## AIM OF THE EXERCISE
Copy out each line exactly; pictures stay out of the copy.

## DATA SHOWN
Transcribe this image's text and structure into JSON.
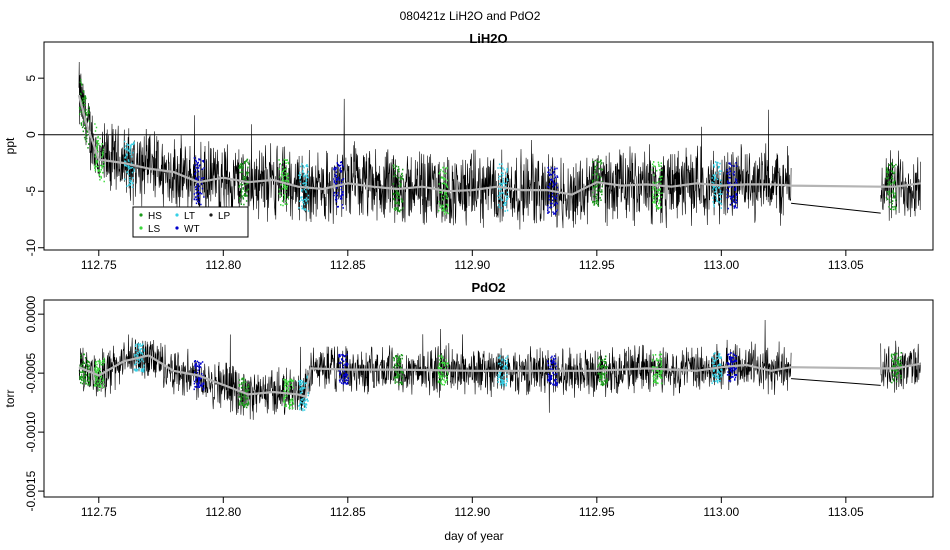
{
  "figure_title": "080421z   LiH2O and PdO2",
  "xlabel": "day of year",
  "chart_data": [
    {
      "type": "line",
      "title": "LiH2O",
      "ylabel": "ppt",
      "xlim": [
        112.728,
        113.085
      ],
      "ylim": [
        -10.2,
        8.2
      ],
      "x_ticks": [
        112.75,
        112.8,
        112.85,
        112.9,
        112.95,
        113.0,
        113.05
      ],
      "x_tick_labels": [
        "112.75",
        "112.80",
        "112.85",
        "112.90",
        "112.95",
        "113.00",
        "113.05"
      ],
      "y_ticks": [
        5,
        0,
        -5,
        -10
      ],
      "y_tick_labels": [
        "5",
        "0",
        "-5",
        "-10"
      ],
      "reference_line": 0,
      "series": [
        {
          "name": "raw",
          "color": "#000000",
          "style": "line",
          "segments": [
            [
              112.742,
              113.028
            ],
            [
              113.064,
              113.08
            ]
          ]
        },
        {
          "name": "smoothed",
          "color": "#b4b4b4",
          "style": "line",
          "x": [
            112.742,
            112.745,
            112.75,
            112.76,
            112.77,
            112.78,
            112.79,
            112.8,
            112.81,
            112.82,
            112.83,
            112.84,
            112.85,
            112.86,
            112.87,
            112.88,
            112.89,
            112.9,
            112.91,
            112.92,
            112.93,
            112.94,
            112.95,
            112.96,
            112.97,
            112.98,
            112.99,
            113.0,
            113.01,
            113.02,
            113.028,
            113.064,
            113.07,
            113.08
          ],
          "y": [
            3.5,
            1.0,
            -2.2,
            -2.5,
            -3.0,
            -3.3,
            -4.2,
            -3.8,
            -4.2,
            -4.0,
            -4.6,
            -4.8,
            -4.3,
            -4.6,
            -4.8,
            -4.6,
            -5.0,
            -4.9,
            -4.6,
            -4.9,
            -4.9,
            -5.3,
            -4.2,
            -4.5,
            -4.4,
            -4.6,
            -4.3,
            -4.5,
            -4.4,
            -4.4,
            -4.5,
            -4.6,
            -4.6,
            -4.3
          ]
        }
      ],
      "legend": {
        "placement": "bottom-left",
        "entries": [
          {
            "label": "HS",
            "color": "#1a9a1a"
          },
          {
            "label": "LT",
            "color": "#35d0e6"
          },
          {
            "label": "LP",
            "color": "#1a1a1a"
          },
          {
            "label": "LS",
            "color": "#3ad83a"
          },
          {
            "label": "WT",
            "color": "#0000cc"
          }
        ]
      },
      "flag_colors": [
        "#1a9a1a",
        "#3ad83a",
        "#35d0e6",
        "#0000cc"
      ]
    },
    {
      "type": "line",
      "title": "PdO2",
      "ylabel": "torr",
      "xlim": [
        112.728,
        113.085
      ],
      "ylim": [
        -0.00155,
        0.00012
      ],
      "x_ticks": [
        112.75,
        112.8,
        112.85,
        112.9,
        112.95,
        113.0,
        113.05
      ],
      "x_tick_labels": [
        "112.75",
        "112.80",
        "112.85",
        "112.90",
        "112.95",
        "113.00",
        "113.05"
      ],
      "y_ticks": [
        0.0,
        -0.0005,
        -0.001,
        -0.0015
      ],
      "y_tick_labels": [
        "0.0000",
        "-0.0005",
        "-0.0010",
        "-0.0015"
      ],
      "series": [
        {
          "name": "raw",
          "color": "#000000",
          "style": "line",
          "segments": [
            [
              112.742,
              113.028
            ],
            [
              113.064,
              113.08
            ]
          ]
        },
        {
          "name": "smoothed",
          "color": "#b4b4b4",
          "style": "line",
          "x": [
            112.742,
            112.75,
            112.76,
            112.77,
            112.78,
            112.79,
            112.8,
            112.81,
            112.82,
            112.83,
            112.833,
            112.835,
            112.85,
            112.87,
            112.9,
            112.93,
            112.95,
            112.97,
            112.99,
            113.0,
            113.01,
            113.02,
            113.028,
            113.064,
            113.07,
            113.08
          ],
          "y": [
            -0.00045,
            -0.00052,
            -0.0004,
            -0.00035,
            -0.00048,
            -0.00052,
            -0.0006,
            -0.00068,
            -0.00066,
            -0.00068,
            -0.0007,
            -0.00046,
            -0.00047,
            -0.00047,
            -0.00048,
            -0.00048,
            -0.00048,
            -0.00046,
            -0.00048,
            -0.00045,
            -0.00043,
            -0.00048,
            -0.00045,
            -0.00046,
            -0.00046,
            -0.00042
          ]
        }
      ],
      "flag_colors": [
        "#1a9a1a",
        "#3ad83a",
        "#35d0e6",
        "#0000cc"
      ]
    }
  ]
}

## SOLUTION FOR THIS PROBLEM
Transcribe this image's text and structure into JSON.
{
  "figure_title": "080421z   LiH2O and PdO2",
  "xlabel": "day of year",
  "chart_data": [
    {
      "type": "line",
      "title": "LiH2O",
      "ylabel": "ppt",
      "xlim": [
        112.728,
        113.085
      ],
      "ylim": [
        -10.2,
        8.2
      ],
      "x_ticks": [
        112.75,
        112.8,
        112.85,
        112.9,
        112.95,
        113.0,
        113.05
      ],
      "x_tick_labels": [
        "112.75",
        "112.80",
        "112.85",
        "112.90",
        "112.95",
        "113.00",
        "113.05"
      ],
      "y_ticks": [
        5,
        0,
        -5,
        -10
      ],
      "y_tick_labels": [
        "5",
        "0",
        "-5",
        "-10"
      ],
      "reference_line": 0,
      "series": [
        {
          "name": "raw",
          "color": "#000000",
          "style": "line",
          "segments": [
            [
              112.742,
              113.028
            ],
            [
              113.064,
              113.08
            ]
          ]
        },
        {
          "name": "smoothed",
          "color": "#b4b4b4",
          "style": "line",
          "x": [
            112.742,
            112.745,
            112.75,
            112.76,
            112.77,
            112.78,
            112.79,
            112.8,
            112.81,
            112.82,
            112.83,
            112.84,
            112.85,
            112.86,
            112.87,
            112.88,
            112.89,
            112.9,
            112.91,
            112.92,
            112.93,
            112.94,
            112.95,
            112.96,
            112.97,
            112.98,
            112.99,
            113.0,
            113.01,
            113.02,
            113.028,
            113.064,
            113.07,
            113.08
          ],
          "y": [
            3.5,
            1.0,
            -2.2,
            -2.5,
            -3.0,
            -3.3,
            -4.2,
            -3.8,
            -4.2,
            -4.0,
            -4.6,
            -4.8,
            -4.3,
            -4.6,
            -4.8,
            -4.6,
            -5.0,
            -4.9,
            -4.6,
            -4.9,
            -4.9,
            -5.3,
            -4.2,
            -4.5,
            -4.4,
            -4.6,
            -4.3,
            -4.5,
            -4.4,
            -4.4,
            -4.5,
            -4.6,
            -4.6,
            -4.3
          ]
        }
      ],
      "legend": {
        "placement": "bottom-left",
        "entries": [
          {
            "label": "HS",
            "color": "#1a9a1a"
          },
          {
            "label": "LT",
            "color": "#35d0e6"
          },
          {
            "label": "LP",
            "color": "#1a1a1a"
          },
          {
            "label": "LS",
            "color": "#3ad83a"
          },
          {
            "label": "WT",
            "color": "#0000cc"
          }
        ]
      },
      "flag_colors": [
        "#1a9a1a",
        "#3ad83a",
        "#35d0e6",
        "#0000cc"
      ]
    },
    {
      "type": "line",
      "title": "PdO2",
      "ylabel": "torr",
      "xlim": [
        112.728,
        113.085
      ],
      "ylim": [
        -0.00155,
        0.00012
      ],
      "x_ticks": [
        112.75,
        112.8,
        112.85,
        112.9,
        112.95,
        113.0,
        113.05
      ],
      "x_tick_labels": [
        "112.75",
        "112.80",
        "112.85",
        "112.90",
        "112.95",
        "113.00",
        "113.05"
      ],
      "y_ticks": [
        0.0,
        -0.0005,
        -0.001,
        -0.0015
      ],
      "y_tick_labels": [
        "0.0000",
        "-0.0005",
        "-0.0010",
        "-0.0015"
      ],
      "series": [
        {
          "name": "raw",
          "color": "#000000",
          "style": "line",
          "segments": [
            [
              112.742,
              113.028
            ],
            [
              113.064,
              113.08
            ]
          ]
        },
        {
          "name": "smoothed",
          "color": "#b4b4b4",
          "style": "line",
          "x": [
            112.742,
            112.75,
            112.76,
            112.77,
            112.78,
            112.79,
            112.8,
            112.81,
            112.82,
            112.83,
            112.833,
            112.835,
            112.85,
            112.87,
            112.9,
            112.93,
            112.95,
            112.97,
            112.99,
            113.0,
            113.01,
            113.02,
            113.028,
            113.064,
            113.07,
            113.08
          ],
          "y": [
            -0.00045,
            -0.00052,
            -0.0004,
            -0.00035,
            -0.00048,
            -0.00052,
            -0.0006,
            -0.00068,
            -0.00066,
            -0.00068,
            -0.0007,
            -0.00046,
            -0.00047,
            -0.00047,
            -0.00048,
            -0.00048,
            -0.00048,
            -0.00046,
            -0.00048,
            -0.00045,
            -0.00043,
            -0.00048,
            -0.00045,
            -0.00046,
            -0.00046,
            -0.00042
          ]
        }
      ],
      "flag_colors": [
        "#1a9a1a",
        "#3ad83a",
        "#35d0e6",
        "#0000cc"
      ]
    }
  ]
}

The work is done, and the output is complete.